▸ **TASK REQUIREMENTS**:
From the entries below, gather every line containing the string "title".

— Start RECORDS FOR THIS TASK —

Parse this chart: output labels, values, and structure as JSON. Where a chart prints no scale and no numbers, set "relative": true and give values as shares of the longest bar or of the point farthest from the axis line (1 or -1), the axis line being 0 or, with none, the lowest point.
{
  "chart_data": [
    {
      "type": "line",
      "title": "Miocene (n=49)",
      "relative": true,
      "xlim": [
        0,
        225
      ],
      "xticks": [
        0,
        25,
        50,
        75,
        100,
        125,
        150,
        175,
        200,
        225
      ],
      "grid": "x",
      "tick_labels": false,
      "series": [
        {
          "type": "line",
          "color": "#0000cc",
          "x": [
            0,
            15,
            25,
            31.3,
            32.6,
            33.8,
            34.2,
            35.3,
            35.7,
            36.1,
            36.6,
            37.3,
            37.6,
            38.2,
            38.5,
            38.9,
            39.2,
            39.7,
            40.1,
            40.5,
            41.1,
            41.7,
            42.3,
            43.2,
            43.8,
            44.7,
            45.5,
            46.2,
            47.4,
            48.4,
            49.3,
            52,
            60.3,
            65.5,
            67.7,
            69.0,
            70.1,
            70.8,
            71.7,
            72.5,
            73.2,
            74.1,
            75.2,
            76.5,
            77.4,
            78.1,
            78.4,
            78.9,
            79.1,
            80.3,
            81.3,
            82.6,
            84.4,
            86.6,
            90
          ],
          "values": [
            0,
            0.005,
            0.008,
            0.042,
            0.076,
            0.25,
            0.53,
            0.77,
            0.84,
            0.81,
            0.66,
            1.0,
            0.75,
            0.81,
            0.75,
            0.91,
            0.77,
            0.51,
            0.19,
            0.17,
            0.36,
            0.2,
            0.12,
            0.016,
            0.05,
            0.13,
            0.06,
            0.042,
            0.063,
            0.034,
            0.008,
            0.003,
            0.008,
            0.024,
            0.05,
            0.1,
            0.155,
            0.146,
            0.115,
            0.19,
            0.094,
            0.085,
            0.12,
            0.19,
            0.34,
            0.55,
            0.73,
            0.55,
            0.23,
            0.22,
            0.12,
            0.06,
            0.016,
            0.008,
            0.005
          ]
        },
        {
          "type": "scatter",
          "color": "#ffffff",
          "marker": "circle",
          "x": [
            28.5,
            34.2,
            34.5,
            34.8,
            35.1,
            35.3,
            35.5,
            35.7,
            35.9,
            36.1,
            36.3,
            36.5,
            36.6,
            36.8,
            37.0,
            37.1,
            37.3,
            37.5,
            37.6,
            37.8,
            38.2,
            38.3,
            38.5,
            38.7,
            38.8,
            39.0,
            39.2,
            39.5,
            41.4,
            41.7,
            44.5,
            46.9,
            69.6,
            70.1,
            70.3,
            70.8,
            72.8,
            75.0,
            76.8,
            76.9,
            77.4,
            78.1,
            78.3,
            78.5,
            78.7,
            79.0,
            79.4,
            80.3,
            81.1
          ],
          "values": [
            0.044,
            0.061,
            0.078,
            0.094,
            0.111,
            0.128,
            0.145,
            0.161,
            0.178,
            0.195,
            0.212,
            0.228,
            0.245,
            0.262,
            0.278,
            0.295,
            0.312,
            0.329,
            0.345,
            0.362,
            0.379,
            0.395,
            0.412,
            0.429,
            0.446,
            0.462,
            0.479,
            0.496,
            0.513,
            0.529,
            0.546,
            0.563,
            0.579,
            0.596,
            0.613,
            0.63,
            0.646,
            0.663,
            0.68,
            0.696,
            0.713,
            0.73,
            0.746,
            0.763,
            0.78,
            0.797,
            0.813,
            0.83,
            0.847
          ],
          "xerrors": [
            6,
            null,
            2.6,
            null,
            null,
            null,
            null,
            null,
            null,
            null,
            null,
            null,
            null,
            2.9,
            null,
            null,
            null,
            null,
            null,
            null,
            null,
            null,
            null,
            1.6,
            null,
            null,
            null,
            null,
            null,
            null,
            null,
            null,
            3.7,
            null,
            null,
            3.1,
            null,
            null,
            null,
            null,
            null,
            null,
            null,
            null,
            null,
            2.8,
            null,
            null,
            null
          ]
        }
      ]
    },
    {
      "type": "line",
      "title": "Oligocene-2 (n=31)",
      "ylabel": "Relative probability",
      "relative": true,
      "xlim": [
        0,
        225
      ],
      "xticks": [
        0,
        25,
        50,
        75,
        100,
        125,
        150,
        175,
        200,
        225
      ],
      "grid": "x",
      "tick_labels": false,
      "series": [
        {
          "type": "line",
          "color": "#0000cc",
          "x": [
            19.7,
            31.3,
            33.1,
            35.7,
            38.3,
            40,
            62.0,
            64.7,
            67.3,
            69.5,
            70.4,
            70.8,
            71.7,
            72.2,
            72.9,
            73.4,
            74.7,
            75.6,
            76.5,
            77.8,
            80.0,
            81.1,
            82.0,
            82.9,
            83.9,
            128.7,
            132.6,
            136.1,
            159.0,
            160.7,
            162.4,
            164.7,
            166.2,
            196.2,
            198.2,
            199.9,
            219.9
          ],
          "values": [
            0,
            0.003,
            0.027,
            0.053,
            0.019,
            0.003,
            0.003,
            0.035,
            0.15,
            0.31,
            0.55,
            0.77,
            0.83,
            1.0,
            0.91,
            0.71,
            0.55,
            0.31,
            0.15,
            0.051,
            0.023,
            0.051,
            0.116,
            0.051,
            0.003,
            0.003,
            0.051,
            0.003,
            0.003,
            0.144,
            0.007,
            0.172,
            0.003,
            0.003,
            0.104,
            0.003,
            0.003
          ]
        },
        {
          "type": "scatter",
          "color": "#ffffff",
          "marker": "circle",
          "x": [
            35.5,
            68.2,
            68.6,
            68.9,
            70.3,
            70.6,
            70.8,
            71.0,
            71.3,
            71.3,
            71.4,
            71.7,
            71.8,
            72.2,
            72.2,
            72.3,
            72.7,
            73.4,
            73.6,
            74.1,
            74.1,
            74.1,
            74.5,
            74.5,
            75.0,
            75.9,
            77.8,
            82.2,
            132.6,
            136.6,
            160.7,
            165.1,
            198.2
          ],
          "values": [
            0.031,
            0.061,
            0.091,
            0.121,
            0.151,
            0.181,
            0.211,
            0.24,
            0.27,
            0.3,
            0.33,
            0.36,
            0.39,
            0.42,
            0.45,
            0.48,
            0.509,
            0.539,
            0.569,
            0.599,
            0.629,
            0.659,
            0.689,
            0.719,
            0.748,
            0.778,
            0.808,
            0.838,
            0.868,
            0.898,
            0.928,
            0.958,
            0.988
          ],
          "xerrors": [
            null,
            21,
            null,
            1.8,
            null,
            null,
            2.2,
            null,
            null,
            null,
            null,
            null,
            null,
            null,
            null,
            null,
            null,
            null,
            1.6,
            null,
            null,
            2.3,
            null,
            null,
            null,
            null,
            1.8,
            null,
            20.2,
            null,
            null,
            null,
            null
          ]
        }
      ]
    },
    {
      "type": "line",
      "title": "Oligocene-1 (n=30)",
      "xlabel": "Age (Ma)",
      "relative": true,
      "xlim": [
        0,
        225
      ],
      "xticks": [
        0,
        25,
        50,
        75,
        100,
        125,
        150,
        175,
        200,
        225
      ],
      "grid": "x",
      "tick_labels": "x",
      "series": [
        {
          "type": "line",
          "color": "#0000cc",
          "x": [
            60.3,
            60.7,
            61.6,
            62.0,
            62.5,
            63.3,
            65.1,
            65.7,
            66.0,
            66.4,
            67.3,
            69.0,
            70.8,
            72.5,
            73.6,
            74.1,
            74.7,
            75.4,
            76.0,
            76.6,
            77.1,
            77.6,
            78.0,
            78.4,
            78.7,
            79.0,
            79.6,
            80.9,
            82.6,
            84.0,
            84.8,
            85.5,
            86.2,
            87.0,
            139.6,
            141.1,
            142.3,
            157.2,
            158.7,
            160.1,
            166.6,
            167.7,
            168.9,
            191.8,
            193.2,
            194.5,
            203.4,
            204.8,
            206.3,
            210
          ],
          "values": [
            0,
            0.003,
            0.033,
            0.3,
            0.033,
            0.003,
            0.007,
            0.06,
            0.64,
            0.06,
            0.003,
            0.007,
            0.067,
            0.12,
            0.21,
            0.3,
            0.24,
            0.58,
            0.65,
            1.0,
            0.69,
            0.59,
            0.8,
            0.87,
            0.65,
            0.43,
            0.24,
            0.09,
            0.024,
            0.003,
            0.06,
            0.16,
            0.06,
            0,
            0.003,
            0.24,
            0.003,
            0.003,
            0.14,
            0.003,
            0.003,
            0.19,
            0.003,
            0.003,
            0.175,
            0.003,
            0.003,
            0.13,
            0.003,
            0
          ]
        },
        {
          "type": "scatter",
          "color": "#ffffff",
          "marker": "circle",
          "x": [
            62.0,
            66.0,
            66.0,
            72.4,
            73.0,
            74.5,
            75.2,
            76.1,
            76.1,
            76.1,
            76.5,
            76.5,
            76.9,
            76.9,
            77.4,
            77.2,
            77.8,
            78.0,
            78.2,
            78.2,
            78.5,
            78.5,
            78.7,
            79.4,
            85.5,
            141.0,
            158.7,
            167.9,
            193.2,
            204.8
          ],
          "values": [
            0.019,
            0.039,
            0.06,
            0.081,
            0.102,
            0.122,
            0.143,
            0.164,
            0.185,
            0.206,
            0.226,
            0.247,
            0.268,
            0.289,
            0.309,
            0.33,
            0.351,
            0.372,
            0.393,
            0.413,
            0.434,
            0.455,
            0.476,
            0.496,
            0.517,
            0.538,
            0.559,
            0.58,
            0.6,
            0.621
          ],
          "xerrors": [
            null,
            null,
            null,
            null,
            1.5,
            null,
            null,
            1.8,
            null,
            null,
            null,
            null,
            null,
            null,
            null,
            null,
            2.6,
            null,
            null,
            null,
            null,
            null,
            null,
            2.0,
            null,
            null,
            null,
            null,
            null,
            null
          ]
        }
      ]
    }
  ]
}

— End RECORDS FOR THIS TASK —

▸ **SOLUTION TO THIS PROBLEM**:
      "title": "Miocene (n=49)",
      "title": "Oligocene-2 (n=31)",
      "title": "Oligocene-1 (n=30)",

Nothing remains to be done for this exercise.